GIVEN INSTRUCTION -
Find the string "Cases" in the entries and copy each line that has it.

[Stored records]
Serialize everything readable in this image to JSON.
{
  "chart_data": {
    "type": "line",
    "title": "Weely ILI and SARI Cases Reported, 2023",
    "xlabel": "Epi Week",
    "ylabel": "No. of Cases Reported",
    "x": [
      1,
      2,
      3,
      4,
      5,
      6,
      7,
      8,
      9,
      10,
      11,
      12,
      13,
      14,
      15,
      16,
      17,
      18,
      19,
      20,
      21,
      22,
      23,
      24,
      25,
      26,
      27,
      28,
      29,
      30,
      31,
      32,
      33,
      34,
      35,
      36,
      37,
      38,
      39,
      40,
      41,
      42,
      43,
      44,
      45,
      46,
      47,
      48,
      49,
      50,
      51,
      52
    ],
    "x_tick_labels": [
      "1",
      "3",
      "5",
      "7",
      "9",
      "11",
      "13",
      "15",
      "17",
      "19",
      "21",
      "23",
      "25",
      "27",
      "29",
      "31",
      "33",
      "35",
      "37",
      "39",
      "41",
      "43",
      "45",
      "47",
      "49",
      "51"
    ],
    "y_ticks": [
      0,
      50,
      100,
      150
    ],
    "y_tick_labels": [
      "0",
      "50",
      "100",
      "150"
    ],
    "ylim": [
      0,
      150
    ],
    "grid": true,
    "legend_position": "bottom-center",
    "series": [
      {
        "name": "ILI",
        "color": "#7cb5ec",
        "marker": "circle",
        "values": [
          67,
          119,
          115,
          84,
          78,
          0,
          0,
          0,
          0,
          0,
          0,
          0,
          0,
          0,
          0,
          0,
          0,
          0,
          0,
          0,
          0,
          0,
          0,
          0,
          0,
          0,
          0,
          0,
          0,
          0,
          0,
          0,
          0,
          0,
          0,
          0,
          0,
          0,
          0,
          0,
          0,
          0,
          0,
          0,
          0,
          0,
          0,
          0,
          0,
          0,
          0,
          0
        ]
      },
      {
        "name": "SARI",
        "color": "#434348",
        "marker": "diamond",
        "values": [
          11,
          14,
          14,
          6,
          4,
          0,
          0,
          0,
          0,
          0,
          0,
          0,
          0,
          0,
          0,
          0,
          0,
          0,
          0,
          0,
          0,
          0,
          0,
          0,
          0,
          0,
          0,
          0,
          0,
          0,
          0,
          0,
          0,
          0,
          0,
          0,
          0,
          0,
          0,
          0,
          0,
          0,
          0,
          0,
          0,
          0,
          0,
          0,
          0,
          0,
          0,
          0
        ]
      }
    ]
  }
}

SOLUTION FOR THIS EXERCISE -
    "title": "Weely ILI and SARI Cases Reported, 2023",
    "ylabel": "No. of Cases Reported",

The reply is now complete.